What you will do >> Make an exact copy of the data below, leaving out every picture.

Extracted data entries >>
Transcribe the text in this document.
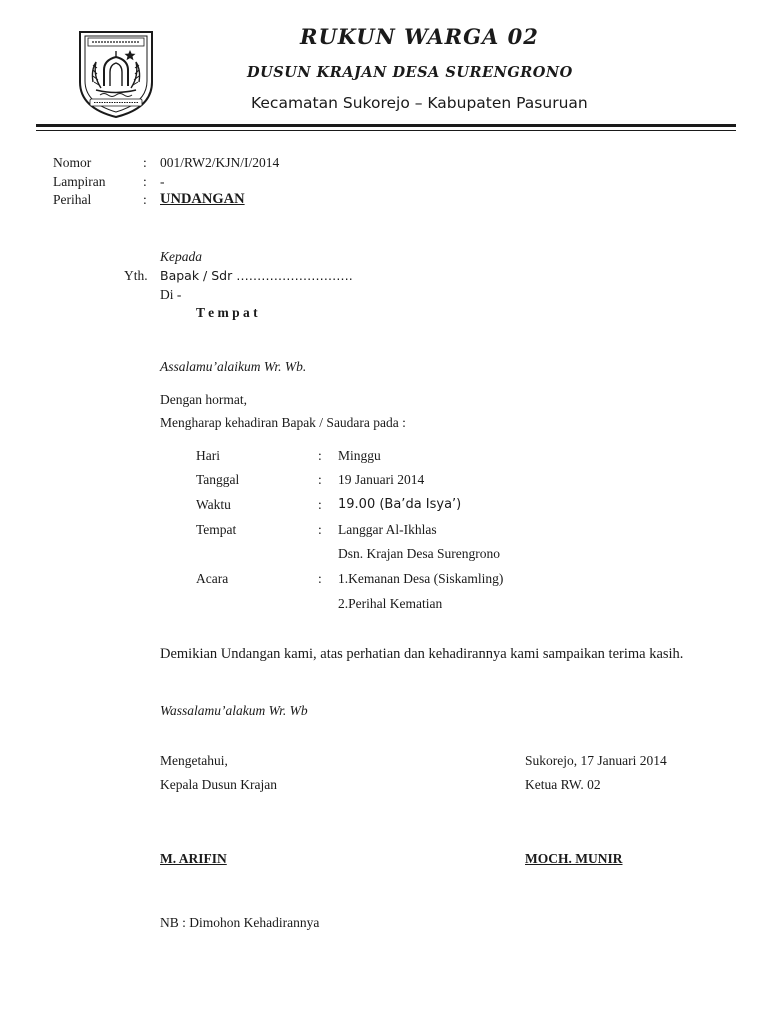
RUKUN WARGA 02
DUSUN KRAJAN DESA SURENGRONO
Kecamatan Sukorejo – Kabupaten Pasuruan
Nomor	: 001/RW2/KJN/I/2014
Lampiran	: -
Perihal	: UNDANGAN
Kepada
Yth. Bapak / Sdr ……………………….
Di -
T e m p a t
Assalamu’alaikum Wr. Wb.
Dengan hormat,
Mengharap kehadiran Bapak / Saudara pada :
Hari	: Minggu
Tanggal	: 19 Januari 2014
Waktu	: 19.00 (Ba’da Isya’)
Tempat	: Langgar Al-Ikhlas
Dsn. Krajan Desa Surengrono
Acara	: 1.Kemanan Desa (Siskamling)
2.Perihal Kematian
Demikian Undangan kami, atas perhatian dan kehadirannya kami sampaikan terima kasih.
Wassalamu’alakum Wr. Wb
Mengetahui,
Kepala Dusun Krajan
M. ARIFIN
Sukorejo, 17 Januari 2014
Ketua RW. 02
MOCH. MUNIR
NB : Dimohon Kehadirannya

Result for this exercise >>
Transcribe the text in this document.
RUKUN WARGA 02
DUSUN KRAJAN DESA SURENGRONO
Kecamatan Sukorejo – Kabupaten Pasuruan
Nomor	: 001/RW2/KJN/I/2014
Lampiran	: -
Perihal	: UNDANGAN
Kepada
Yth. Bapak / Sdr ……………………….
Di -
T e m p a t
Assalamu’alaikum Wr. Wb.
Dengan hormat,
Mengharap kehadiran Bapak / Saudara pada :
Hari	: Minggu
Tanggal	: 19 Januari 2014
Waktu	: 19.00 (Ba’da Isya’)
Tempat	: Langgar Al-Ikhlas
Dsn. Krajan Desa Surengrono
Acara	: 1.Kemanan Desa (Siskamling)
2.Perihal Kematian
Demikian Undangan kami, atas perhatian dan kehadirannya kami sampaikan terima kasih.
Wassalamu’alakum Wr. Wb
Mengetahui,
Kepala Dusun Krajan
M. ARIFIN
Sukorejo, 17 Januari 2014
Ketua RW. 02
MOCH. MUNIR
NB : Dimohon Kehadirannya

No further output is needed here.